Task brief:
Extract all of the data and reproduce it precisely.

-------

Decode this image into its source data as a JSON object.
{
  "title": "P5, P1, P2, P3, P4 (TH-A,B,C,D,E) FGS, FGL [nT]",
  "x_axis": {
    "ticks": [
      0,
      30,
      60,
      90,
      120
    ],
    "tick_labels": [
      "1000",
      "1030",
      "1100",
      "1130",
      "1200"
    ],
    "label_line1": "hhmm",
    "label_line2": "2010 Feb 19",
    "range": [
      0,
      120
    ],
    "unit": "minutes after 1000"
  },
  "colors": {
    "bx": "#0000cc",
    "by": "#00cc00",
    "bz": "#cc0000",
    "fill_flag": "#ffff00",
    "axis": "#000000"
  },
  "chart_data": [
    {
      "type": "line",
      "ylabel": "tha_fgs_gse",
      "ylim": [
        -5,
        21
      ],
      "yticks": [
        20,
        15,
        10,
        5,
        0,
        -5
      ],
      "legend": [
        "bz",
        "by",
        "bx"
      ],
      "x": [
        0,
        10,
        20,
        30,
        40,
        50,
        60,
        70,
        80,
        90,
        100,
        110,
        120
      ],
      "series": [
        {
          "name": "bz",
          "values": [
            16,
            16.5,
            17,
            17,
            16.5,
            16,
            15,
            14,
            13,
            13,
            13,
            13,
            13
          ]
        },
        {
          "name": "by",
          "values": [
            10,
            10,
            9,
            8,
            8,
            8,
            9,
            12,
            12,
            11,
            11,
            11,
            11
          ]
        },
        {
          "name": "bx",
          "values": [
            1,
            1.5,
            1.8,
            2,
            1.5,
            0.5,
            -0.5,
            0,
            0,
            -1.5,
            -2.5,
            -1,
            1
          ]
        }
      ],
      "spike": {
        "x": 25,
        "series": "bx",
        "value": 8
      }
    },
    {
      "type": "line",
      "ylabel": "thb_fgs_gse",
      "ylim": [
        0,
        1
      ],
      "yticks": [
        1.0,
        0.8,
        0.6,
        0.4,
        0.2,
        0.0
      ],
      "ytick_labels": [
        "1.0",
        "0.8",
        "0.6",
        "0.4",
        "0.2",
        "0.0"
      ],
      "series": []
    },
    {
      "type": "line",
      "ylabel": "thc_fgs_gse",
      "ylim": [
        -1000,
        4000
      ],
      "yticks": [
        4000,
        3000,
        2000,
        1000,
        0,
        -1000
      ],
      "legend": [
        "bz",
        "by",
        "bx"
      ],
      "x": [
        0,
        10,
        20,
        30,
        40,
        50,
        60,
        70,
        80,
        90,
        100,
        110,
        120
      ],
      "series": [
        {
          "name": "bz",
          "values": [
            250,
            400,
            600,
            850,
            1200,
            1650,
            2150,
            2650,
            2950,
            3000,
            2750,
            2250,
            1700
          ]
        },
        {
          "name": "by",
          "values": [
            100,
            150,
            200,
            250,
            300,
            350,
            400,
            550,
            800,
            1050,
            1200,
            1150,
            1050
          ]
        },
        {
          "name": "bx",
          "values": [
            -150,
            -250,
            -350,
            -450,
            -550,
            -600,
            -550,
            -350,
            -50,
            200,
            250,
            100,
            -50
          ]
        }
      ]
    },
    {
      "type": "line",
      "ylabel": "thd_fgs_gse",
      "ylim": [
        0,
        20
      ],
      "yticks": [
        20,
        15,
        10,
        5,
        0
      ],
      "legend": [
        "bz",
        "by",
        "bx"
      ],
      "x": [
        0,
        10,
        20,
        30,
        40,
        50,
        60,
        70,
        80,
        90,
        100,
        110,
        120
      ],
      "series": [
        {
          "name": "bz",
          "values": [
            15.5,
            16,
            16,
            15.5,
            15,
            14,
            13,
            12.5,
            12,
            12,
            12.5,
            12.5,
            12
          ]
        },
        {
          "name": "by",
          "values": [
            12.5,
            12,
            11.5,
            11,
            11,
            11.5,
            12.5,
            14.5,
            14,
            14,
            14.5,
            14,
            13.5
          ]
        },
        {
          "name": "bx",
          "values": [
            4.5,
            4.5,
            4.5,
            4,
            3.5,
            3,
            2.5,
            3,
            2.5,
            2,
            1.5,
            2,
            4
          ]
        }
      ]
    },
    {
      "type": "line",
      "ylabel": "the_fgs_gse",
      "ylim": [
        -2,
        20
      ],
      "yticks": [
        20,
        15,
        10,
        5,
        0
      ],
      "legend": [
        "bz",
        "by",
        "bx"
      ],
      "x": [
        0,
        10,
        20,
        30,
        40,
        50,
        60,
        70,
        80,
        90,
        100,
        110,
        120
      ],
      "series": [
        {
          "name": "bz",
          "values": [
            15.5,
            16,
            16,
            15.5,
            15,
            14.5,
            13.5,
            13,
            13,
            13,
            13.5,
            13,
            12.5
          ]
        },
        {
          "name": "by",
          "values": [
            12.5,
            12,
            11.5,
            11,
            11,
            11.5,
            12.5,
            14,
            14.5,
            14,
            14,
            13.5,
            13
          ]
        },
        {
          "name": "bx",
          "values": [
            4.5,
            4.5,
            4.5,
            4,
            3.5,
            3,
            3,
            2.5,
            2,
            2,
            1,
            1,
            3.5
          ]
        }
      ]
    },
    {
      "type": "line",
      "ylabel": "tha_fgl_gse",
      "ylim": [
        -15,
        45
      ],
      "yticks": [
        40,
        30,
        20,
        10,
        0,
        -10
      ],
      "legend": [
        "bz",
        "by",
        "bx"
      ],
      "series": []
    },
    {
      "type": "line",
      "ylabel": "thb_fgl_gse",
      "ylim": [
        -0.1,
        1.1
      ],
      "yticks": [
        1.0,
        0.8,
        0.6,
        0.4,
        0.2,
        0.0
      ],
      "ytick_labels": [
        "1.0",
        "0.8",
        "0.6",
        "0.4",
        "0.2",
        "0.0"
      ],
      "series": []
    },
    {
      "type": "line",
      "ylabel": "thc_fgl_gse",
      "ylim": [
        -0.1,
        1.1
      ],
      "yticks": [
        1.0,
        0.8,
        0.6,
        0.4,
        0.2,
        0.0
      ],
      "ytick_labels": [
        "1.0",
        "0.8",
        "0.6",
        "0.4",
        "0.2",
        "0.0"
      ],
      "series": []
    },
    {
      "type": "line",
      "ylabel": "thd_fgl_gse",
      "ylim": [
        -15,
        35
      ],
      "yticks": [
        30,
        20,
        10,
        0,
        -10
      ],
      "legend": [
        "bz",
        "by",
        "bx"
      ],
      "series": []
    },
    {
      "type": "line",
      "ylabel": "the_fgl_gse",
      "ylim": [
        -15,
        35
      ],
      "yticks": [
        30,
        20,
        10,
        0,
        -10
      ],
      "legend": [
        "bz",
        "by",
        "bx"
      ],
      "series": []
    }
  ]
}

-------

Written answer:
Decode this image into its source data as a JSON object.
{
  "title": "P5, P1, P2, P3, P4 (TH-A,B,C,D,E) FGS, FGL [nT]",
  "x_axis": {
    "ticks": [
      0,
      30,
      60,
      90,
      120
    ],
    "tick_labels": [
      "1000",
      "1030",
      "1100",
      "1130",
      "1200"
    ],
    "label_line1": "hhmm",
    "label_line2": "2010 Feb 19",
    "range": [
      0,
      120
    ],
    "unit": "minutes after 1000"
  },
  "colors": {
    "bx": "#0000cc",
    "by": "#00cc00",
    "bz": "#cc0000",
    "fill_flag": "#ffff00",
    "axis": "#000000"
  },
  "chart_data": [
    {
      "type": "line",
      "ylabel": "tha_fgs_gse",
      "ylim": [
        -5,
        21
      ],
      "yticks": [
        20,
        15,
        10,
        5,
        0,
        -5
      ],
      "legend": [
        "bz",
        "by",
        "bx"
      ],
      "x": [
        0,
        10,
        20,
        30,
        40,
        50,
        60,
        70,
        80,
        90,
        100,
        110,
        120
      ],
      "series": [
        {
          "name": "bz",
          "values": [
            16,
            16.5,
            17,
            17,
            16.5,
            16,
            15,
            14,
            13,
            13,
            13,
            13,
            13
          ]
        },
        {
          "name": "by",
          "values": [
            10,
            10,
            9,
            8,
            8,
            8,
            9,
            12,
            12,
            11,
            11,
            11,
            11
          ]
        },
        {
          "name": "bx",
          "values": [
            1,
            1.5,
            1.8,
            2,
            1.5,
            0.5,
            -0.5,
            0,
            0,
            -1.5,
            -2.5,
            -1,
            1
          ]
        }
      ],
      "spike": {
        "x": 25,
        "series": "bx",
        "value": 8
      }
    },
    {
      "type": "line",
      "ylabel": "thb_fgs_gse",
      "ylim": [
        0,
        1
      ],
      "yticks": [
        1.0,
        0.8,
        0.6,
        0.4,
        0.2,
        0.0
      ],
      "ytick_labels": [
        "1.0",
        "0.8",
        "0.6",
        "0.4",
        "0.2",
        "0.0"
      ],
      "series": []
    },
    {
      "type": "line",
      "ylabel": "thc_fgs_gse",
      "ylim": [
        -1000,
        4000
      ],
      "yticks": [
        4000,
        3000,
        2000,
        1000,
        0,
        -1000
      ],
      "legend": [
        "bz",
        "by",
        "bx"
      ],
      "x": [
        0,
        10,
        20,
        30,
        40,
        50,
        60,
        70,
        80,
        90,
        100,
        110,
        120
      ],
      "series": [
        {
          "name": "bz",
          "values": [
            250,
            400,
            600,
            850,
            1200,
            1650,
            2150,
            2650,
            2950,
            3000,
            2750,
            2250,
            1700
          ]
        },
        {
          "name": "by",
          "values": [
            100,
            150,
            200,
            250,
            300,
            350,
            400,
            550,
            800,
            1050,
            1200,
            1150,
            1050
          ]
        },
        {
          "name": "bx",
          "values": [
            -150,
            -250,
            -350,
            -450,
            -550,
            -600,
            -550,
            -350,
            -50,
            200,
            250,
            100,
            -50
          ]
        }
      ]
    },
    {
      "type": "line",
      "ylabel": "thd_fgs_gse",
      "ylim": [
        0,
        20
      ],
      "yticks": [
        20,
        15,
        10,
        5,
        0
      ],
      "legend": [
        "bz",
        "by",
        "bx"
      ],
      "x": [
        0,
        10,
        20,
        30,
        40,
        50,
        60,
        70,
        80,
        90,
        100,
        110,
        120
      ],
      "series": [
        {
          "name": "bz",
          "values": [
            15.5,
            16,
            16,
            15.5,
            15,
            14,
            13,
            12.5,
            12,
            12,
            12.5,
            12.5,
            12
          ]
        },
        {
          "name": "by",
          "values": [
            12.5,
            12,
            11.5,
            11,
            11,
            11.5,
            12.5,
            14.5,
            14,
            14,
            14.5,
            14,
            13.5
          ]
        },
        {
          "name": "bx",
          "values": [
            4.5,
            4.5,
            4.5,
            4,
            3.5,
            3,
            2.5,
            3,
            2.5,
            2,
            1.5,
            2,
            4
          ]
        }
      ]
    },
    {
      "type": "line",
      "ylabel": "the_fgs_gse",
      "ylim": [
        -2,
        20
      ],
      "yticks": [
        20,
        15,
        10,
        5,
        0
      ],
      "legend": [
        "bz",
        "by",
        "bx"
      ],
      "x": [
        0,
        10,
        20,
        30,
        40,
        50,
        60,
        70,
        80,
        90,
        100,
        110,
        120
      ],
      "series": [
        {
          "name": "bz",
          "values": [
            15.5,
            16,
            16,
            15.5,
            15,
            14.5,
            13.5,
            13,
            13,
            13,
            13.5,
            13,
            12.5
          ]
        },
        {
          "name": "by",
          "values": [
            12.5,
            12,
            11.5,
            11,
            11,
            11.5,
            12.5,
            14,
            14.5,
            14,
            14,
            13.5,
            13
          ]
        },
        {
          "name": "bx",
          "values": [
            4.5,
            4.5,
            4.5,
            4,
            3.5,
            3,
            3,
            2.5,
            2,
            2,
            1,
            1,
            3.5
          ]
        }
      ]
    },
    {
      "type": "line",
      "ylabel": "tha_fgl_gse",
      "ylim": [
        -15,
        45
      ],
      "yticks": [
        40,
        30,
        20,
        10,
        0,
        -10
      ],
      "legend": [
        "bz",
        "by",
        "bx"
      ],
      "series": []
    },
    {
      "type": "line",
      "ylabel": "thb_fgl_gse",
      "ylim": [
        -0.1,
        1.1
      ],
      "yticks": [
        1.0,
        0.8,
        0.6,
        0.4,
        0.2,
        0.0
      ],
      "ytick_labels": [
        "1.0",
        "0.8",
        "0.6",
        "0.4",
        "0.2",
        "0.0"
      ],
      "series": []
    },
    {
      "type": "line",
      "ylabel": "thc_fgl_gse",
      "ylim": [
        -0.1,
        1.1
      ],
      "yticks": [
        1.0,
        0.8,
        0.6,
        0.4,
        0.2,
        0.0
      ],
      "ytick_labels": [
        "1.0",
        "0.8",
        "0.6",
        "0.4",
        "0.2",
        "0.0"
      ],
      "series": []
    },
    {
      "type": "line",
      "ylabel": "thd_fgl_gse",
      "ylim": [
        -15,
        35
      ],
      "yticks": [
        30,
        20,
        10,
        0,
        -10
      ],
      "legend": [
        "bz",
        "by",
        "bx"
      ],
      "series": []
    },
    {
      "type": "line",
      "ylabel": "the_fgl_gse",
      "ylim": [
        -15,
        35
      ],
      "yticks": [
        30,
        20,
        10,
        0,
        -10
      ],
      "legend": [
        "bz",
        "by",
        "bx"
      ],
      "series": []
    }
  ]
}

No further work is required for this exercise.